# INPUT ROWS start

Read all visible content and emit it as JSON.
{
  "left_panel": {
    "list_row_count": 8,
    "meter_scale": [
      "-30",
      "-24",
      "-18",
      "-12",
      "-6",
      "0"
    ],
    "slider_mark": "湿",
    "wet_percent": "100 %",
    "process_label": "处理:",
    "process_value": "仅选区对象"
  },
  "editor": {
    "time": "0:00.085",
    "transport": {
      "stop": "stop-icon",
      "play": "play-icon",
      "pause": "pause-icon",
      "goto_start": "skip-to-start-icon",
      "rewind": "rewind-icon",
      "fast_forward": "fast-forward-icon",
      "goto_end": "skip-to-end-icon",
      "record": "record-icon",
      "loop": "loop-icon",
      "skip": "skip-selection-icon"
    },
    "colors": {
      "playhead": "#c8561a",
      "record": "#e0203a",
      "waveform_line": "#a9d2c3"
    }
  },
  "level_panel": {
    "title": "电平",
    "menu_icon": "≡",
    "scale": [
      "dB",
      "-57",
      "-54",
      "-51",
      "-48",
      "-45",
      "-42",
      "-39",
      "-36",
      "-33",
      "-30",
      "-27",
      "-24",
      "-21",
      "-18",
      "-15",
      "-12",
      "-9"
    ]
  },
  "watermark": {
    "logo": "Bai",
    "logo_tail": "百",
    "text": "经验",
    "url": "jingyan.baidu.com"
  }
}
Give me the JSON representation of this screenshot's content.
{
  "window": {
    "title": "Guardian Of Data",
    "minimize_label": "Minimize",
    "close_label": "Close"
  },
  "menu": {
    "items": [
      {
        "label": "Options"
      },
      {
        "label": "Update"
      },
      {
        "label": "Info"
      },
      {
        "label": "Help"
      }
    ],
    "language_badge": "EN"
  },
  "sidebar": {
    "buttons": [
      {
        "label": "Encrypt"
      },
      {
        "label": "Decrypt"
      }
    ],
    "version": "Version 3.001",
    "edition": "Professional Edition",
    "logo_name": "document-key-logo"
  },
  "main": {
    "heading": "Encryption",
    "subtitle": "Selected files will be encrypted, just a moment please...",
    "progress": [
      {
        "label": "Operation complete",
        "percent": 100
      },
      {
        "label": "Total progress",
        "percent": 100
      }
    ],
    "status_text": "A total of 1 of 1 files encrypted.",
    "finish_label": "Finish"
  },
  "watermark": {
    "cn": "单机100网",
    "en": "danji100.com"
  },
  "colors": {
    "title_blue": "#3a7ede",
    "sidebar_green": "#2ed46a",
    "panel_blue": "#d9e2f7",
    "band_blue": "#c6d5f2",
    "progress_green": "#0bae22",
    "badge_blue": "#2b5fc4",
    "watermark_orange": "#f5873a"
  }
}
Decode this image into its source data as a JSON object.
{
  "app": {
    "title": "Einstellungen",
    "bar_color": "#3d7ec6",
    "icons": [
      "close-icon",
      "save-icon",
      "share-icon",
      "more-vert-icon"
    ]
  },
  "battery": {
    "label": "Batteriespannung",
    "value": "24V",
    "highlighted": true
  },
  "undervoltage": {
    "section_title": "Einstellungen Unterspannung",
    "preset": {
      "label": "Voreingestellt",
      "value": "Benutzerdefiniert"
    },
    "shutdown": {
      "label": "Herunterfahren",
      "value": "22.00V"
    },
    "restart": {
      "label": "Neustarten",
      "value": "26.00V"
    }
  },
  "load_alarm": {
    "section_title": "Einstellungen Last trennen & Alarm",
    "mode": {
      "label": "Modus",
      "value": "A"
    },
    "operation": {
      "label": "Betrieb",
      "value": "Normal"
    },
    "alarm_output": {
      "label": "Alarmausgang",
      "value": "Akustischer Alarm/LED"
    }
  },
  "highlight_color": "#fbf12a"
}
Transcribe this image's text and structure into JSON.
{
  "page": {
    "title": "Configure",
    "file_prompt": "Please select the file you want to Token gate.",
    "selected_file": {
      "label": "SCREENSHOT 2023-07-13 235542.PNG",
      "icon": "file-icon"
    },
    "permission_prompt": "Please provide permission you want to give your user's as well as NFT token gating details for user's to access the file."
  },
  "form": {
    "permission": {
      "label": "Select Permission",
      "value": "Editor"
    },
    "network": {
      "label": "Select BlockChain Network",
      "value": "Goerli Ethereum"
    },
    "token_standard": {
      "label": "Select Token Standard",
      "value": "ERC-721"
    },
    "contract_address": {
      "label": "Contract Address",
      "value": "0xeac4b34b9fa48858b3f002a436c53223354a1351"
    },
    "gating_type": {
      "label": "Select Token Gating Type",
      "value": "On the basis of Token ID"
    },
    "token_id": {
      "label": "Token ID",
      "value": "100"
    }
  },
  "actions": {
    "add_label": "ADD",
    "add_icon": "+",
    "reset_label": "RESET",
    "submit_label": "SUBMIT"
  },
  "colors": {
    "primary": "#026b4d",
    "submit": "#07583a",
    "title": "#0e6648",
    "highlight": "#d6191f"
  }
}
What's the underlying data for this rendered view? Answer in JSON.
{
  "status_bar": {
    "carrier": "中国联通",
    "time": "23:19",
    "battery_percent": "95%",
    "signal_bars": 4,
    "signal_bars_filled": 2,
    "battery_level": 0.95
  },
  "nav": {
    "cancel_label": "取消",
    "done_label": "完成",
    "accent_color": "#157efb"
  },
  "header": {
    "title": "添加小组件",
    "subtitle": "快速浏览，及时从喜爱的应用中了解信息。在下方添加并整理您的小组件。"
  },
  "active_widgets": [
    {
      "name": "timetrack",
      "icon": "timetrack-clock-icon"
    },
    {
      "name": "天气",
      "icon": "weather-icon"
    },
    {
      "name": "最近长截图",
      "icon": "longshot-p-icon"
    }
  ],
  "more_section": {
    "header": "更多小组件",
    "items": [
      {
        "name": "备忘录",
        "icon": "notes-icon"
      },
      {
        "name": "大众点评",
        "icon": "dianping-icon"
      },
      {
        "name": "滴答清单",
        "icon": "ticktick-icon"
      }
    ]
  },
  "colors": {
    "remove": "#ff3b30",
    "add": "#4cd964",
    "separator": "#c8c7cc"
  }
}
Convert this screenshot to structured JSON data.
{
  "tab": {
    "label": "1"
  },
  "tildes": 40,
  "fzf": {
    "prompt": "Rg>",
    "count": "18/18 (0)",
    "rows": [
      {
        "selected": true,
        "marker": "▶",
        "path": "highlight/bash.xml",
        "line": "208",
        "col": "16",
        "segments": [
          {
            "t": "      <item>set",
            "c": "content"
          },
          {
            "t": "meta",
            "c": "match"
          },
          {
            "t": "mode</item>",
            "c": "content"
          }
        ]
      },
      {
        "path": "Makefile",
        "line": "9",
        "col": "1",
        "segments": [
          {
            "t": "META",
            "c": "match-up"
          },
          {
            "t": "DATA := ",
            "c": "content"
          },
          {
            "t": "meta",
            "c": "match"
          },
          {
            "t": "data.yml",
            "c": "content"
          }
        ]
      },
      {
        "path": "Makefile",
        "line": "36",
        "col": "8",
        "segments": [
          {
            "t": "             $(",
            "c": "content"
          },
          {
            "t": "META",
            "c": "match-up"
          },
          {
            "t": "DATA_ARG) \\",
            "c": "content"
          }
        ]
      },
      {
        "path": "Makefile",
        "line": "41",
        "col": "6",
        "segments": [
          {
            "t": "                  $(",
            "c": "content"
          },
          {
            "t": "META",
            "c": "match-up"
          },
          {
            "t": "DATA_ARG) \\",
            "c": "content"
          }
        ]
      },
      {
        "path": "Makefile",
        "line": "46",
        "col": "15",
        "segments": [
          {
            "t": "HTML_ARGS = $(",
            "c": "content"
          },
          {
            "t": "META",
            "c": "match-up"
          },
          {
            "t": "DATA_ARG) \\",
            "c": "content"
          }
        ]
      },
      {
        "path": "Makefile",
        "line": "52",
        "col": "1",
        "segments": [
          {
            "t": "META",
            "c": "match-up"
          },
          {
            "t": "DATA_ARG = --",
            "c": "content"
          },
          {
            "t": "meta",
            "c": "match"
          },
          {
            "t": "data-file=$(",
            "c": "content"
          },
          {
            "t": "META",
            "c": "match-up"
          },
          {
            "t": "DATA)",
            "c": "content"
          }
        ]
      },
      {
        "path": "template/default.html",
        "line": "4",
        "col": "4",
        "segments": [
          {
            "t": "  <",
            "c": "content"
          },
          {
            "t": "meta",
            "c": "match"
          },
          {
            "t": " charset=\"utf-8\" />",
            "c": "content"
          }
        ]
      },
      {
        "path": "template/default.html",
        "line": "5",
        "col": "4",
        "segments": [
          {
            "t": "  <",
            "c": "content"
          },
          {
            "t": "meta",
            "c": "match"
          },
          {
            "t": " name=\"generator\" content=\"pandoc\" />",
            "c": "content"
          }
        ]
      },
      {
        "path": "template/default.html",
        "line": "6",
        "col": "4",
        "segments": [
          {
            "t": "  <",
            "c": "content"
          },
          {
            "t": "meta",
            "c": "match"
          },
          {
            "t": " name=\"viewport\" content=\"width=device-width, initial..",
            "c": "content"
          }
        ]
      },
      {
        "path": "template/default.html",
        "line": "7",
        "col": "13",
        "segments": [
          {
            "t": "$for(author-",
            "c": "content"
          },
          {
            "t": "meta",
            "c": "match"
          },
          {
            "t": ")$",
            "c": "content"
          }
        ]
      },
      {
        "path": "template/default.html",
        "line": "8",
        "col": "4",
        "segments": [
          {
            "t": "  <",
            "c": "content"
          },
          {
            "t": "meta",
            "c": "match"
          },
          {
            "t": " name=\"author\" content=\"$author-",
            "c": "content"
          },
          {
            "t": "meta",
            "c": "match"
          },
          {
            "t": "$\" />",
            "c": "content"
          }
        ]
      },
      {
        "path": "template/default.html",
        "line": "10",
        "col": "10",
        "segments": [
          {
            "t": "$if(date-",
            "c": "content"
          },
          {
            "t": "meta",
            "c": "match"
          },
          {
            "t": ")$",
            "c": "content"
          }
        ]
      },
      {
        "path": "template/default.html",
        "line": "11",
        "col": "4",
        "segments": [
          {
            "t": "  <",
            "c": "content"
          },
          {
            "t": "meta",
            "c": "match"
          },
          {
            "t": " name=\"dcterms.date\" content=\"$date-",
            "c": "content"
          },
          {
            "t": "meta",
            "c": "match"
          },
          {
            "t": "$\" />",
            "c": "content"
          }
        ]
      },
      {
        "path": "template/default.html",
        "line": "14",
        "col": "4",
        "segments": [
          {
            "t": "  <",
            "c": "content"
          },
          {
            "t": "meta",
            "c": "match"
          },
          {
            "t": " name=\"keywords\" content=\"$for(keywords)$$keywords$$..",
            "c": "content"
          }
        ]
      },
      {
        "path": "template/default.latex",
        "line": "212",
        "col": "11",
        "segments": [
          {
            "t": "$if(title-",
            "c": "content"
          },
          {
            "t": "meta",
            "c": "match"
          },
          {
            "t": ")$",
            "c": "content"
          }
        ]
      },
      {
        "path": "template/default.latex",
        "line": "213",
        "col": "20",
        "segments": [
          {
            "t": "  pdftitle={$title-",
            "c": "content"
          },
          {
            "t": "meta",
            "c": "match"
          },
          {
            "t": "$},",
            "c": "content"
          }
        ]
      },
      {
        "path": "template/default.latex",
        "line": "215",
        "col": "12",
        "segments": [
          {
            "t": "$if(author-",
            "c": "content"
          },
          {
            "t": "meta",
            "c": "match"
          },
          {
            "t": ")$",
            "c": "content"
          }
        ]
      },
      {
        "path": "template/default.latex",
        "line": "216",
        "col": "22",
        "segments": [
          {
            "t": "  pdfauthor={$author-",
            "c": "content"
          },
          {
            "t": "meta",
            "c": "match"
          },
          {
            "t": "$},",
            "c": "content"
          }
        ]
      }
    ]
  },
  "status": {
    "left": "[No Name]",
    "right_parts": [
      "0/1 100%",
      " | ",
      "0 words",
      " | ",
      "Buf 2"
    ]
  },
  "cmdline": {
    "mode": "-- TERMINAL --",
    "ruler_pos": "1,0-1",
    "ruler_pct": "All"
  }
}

# INPUT ROWS end

Track down every line of the material containing the string "encrypted", and copy it.

TASK OUTPUT:
    "subtitle": "Selected files will be encrypted, just a moment please...",
    "status_text": "A total of 1 of 1 files encrypted.",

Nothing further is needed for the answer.